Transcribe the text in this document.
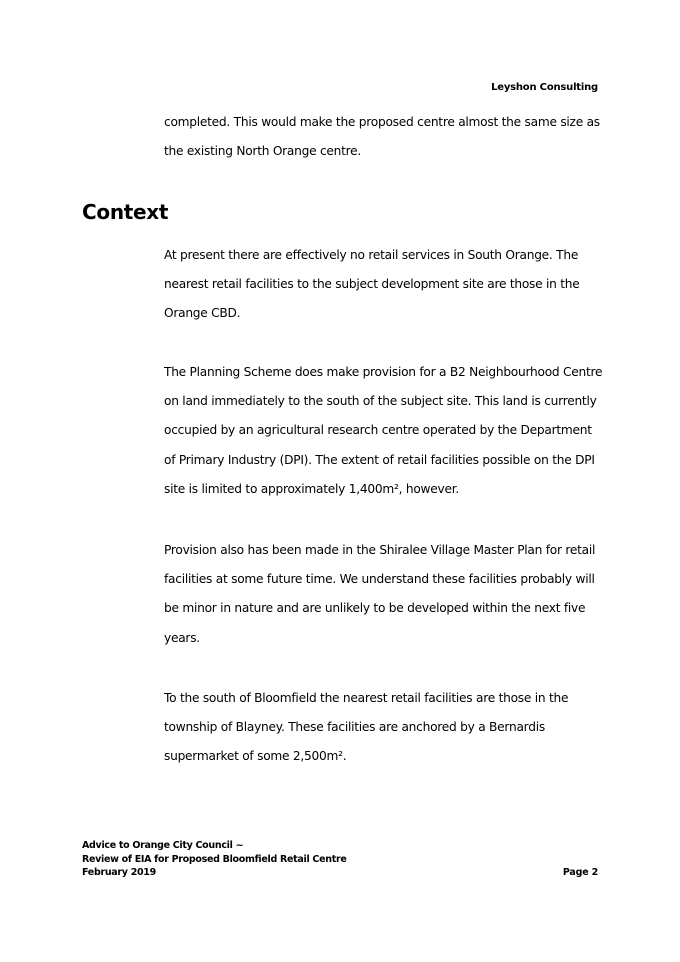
Leyshon Consulting

completed. This would make the proposed centre almost the same size as the existing North Orange centre.

Context

At present there are effectively no retail services in South Orange. The nearest retail facilities to the subject development site are those in the Orange CBD.

The Planning Scheme does make provision for a B2 Neighbourhood Centre on land immediately to the south of the subject site. This land is currently occupied by an agricultural research centre operated by the Department of Primary Industry (DPI). The extent of retail facilities possible on the DPI site is limited to approximately 1,400m², however.

Provision also has been made in the Shiralee Village Master Plan for retail facilities at some future time. We understand these facilities probably will be minor in nature and are unlikely to be developed within the next five years.

To the south of Bloomfield the nearest retail facilities are those in the township of Blayney. These facilities are anchored by a Bernardis supermarket of some 2,500m².

Advice to Orange City Council ~
Review of EIA for Proposed Bloomfield Retail Centre
February 2019	Page 2
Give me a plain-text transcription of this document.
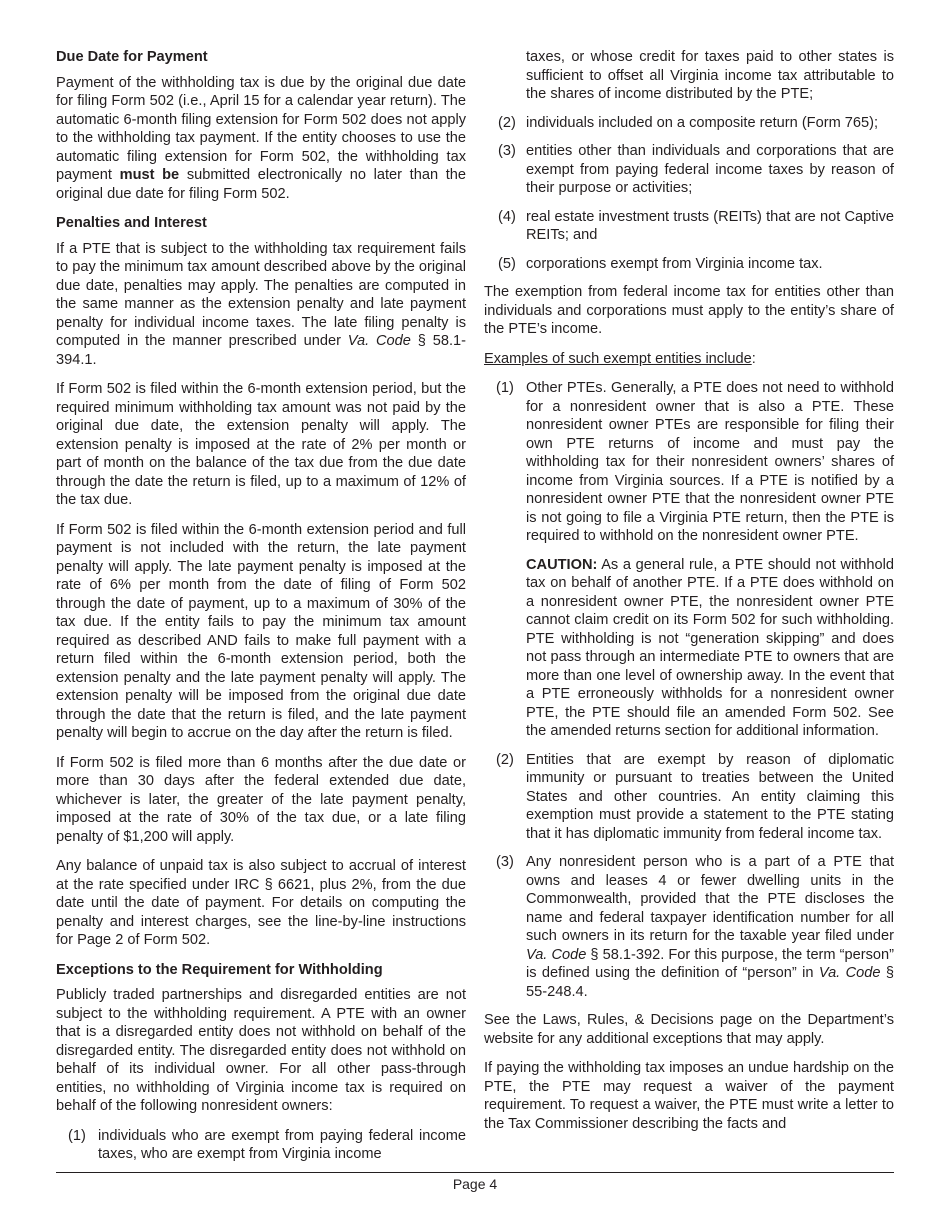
Due Date for Payment

Payment of the withholding tax is due by the original due date for filing Form 502 (i.e., April 15 for a calendar year return). The automatic 6-month filing extension for Form 502 does not apply to the withholding tax payment. If the entity chooses to use the automatic filing extension for Form 502, the withholding tax payment must be submitted electronically no later than the original due date for filing Form 502.

Penalties and Interest

If a PTE that is subject to the withholding tax requirement fails to pay the minimum tax amount described above by the original due date, penalties may apply. The penalties are computed in the same manner as the extension penalty and late payment penalty for individual income taxes. The late filing penalty is computed in the manner prescribed under Va. Code § 58.1-394.1.

If Form 502 is filed within the 6-month extension period, but the required minimum withholding tax amount was not paid by the original due date, the extension penalty will apply. The extension penalty is imposed at the rate of 2% per month or part of month on the balance of the tax due from the due date through the date the return is filed, up to a maximum of 12% of the tax due.

If Form 502 is filed within the 6-month extension period and full payment is not included with the return, the late payment penalty will apply. The late payment penalty is imposed at the rate of 6% per month from the date of filing of Form 502 through the date of payment, up to a maximum of 30% of the tax due. If the entity fails to pay the minimum tax amount required as described AND fails to make full payment with a return filed within the 6-month extension period, both the extension penalty and the late payment penalty will apply. The extension penalty will be imposed from the original due date through the date that the return is filed, and the late payment penalty will begin to accrue on the day after the return is filed.

If Form 502 is filed more than 6 months after the due date or more than 30 days after the federal extended due date, whichever is later, the greater of the late payment penalty, imposed at the rate of 30% of the tax due, or a late filing penalty of $1,200 will apply.

Any balance of unpaid tax is also subject to accrual of interest at the rate specified under IRC § 6621, plus 2%, from the due date until the date of payment. For details on computing the penalty and interest charges, see the line-by-line instructions for Page 2 of Form 502.

Exceptions to the Requirement for Withholding

Publicly traded partnerships and disregarded entities are not subject to the withholding requirement. A PTE with an owner that is a disregarded entity does not withhold on behalf of the disregarded entity. The disregarded entity does not withhold on behalf of its individual owner. For all other pass-through entities, no withholding of Virginia income tax is required on behalf of the following nonresident owners:

(1) individuals who are exempt from paying federal income taxes, who are exempt from Virginia income
taxes, or whose credit for taxes paid to other states is sufficient to offset all Virginia income tax attributable to the shares of income distributed by the PTE;
(2) individuals included on a composite return (Form 765);
(3) entities other than individuals and corporations that are exempt from paying federal income taxes by reason of their purpose or activities;
(4) real estate investment trusts (REITs) that are not Captive REITs; and
(5) corporations exempt from Virginia income tax.

The exemption from federal income tax for entities other than individuals and corporations must apply to the entity’s share of the PTE’s income.

Examples of such exempt entities include:

(1) Other PTEs. Generally, a PTE does not need to withhold for a nonresident owner that is also a PTE. These nonresident owner PTEs are responsible for filing their own PTE returns of income and must pay the withholding tax for their nonresident owners’ shares of income from Virginia sources. If a PTE is notified by a nonresident owner PTE that the nonresident owner PTE is not going to file a Virginia PTE return, then the PTE is required to withhold on the nonresident owner PTE.
CAUTION: As a general rule, a PTE should not withhold tax on behalf of another PTE. If a PTE does withhold on a nonresident owner PTE, the nonresident owner PTE cannot claim credit on its Form 502 for such withholding. PTE withholding is not “generation skipping” and does not pass through an intermediate PTE to owners that are more than one level of ownership away. In the event that a PTE erroneously withholds for a nonresident owner PTE, the PTE should file an amended Form 502. See the amended returns section for additional information.
(2) Entities that are exempt by reason of diplomatic immunity or pursuant to treaties between the United States and other countries. An entity claiming this exemption must provide a statement to the PTE stating that it has diplomatic immunity from federal income tax.
(3) Any nonresident person who is a part of a PTE that owns and leases 4 or fewer dwelling units in the Commonwealth, provided that the PTE discloses the name and federal taxpayer identification number for all such owners in its return for the taxable year filed under Va. Code § 58.1-392. For this purpose, the term “person” is defined using the definition of “person” in Va. Code § 55-248.4.

See the Laws, Rules, & Decisions page on the Department’s website for any additional exceptions that may apply.

If paying the withholding tax imposes an undue hardship on the PTE, the PTE may request a waiver of the payment requirement. To request a waiver, the PTE must write a letter to the Tax Commissioner describing the facts and

Page 4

----------

→ **Prompt**: Find how many lines hold the string "those", and state that number alone.

→ **Response**: 2